◆ **What needs to be done**: In the following material, identify every line holding the string "University" and return it.

◆ **Records to use**:
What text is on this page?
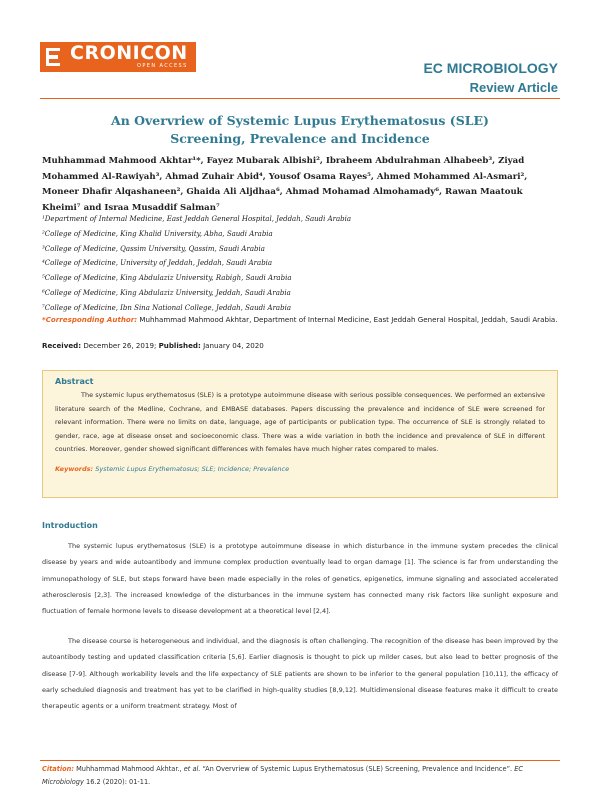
CRONICON
OPEN ACCESS	EC MICROBIOLOGY
Review Article
An Overvriew of Systemic Lupus Erythematosus (SLE)
Screening, Prevalence and Incidence
Muhhammad Mahmood Akhtar¹*, Fayez Mubarak Albishi², Ibraheem Abdulrahman Alhabeeb³, Ziyad Mohammed Al-Rawiyah³, Ahmad Zuhair Abid⁴, Yousof Osama Rayes⁵, Ahmed Mohammed Al-Asmari², Moneer Dhafir Alqashaneen², Ghaida Ali Aljdhaa⁶, Ahmad Mohamad Almohamady⁶, Rawan Maatouk Kheimi⁷ and Israa Musaddif Salman⁷
¹Department of Internal Medicine, East Jeddah General Hospital, Jeddah, Saudi Arabia
²College of Medicine, King Khalid University, Abha, Saudi Arabia
³College of Medicine, Qassim University, Qassim, Saudi Arabia
⁴College of Medicine, University of Jeddah, Jeddah, Saudi Arabia
⁵College of Medicine, King Abdulaziz University, Rabigh, Saudi Arabia
⁶College of Medicine, King Abdulaziz University, Jeddah, Saudi Arabia
⁷College of Medicine, Ibn Sina National College, Jeddah, Saudi Arabia
*Corresponding Author: Muhhammad Mahmood Akhtar, Department of Internal Medicine, East Jeddah General Hospital, Jeddah, Saudi Arabia.
Received: December 26, 2019; Published: January 04, 2020
Abstract
The systemic lupus erythematosus (SLE) is a prototype autoimmune disease with serious possible consequences. We performed an extensive literature search of the Medline, Cochrane, and EMBASE databases. Papers discussing the prevalence and incidence of SLE were screened for relevant information. There were no limits on date, language, age of participants or publication type. The occurrence of SLE is strongly related to gender, race, age at disease onset and socioeconomic class. There was a wide variation in both the incidence and prevalence of SLE in different countries. Moreover, gender showed significant differences with females have much higher rates compared to males.
Keywords: Systemic Lupus Erythematosus; SLE; Incidence; Prevalence
Introduction
The systemic lupus erythematosus (SLE) is a prototype autoimmune disease in which disturbance in the immune system precedes the clinical disease by years and wide autoantibody and immune complex production eventually lead to organ damage [1]. The science is far from understanding the immunopathology of SLE, but steps forward have been made especially in the roles of genetics, epigenetics, immune signaling and associated accelerated atherosclerosis [2,3]. The increased knowledge of the disturbances in the immune system has connected many risk factors like sunlight exposure and fluctuation of female hormone levels to disease development at a theoretical level [2,4].
The disease course is heterogeneous and individual, and the diagnosis is often challenging. The recognition of the disease has been improved by the autoantibody testing and updated classification criteria [5,6]. Earlier diagnosis is thought to pick up milder cases, but also lead to better prognosis of the disease [7-9]. Although workability levels and the life expectancy of SLE patients are shown to be inferior to the general population [10,11], the efficacy of early scheduled diagnosis and treatment has yet to be clarified in high-quality studies [8,9,12]. Multidimensional disease features make it difficult to create therapeutic agents or a uniform treatment strategy. Most of
Citation: Muhhammad Mahmood Akhtar., et al. “An Overvriew of Systemic Lupus Erythematosus (SLE) Screening, Prevalence and Incidence”. EC Microbiology 16.2 (2020): 01-11.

◆ **Written answer**:
²College of Medicine, King Khalid University, Abha, Saudi Arabia
³College of Medicine, Qassim University, Qassim, Saudi Arabia
⁴College of Medicine, University of Jeddah, Jeddah, Saudi Arabia
⁵College of Medicine, King Abdulaziz University, Rabigh, Saudi Arabia
⁶College of Medicine, King Abdulaziz University, Jeddah, Saudi Arabia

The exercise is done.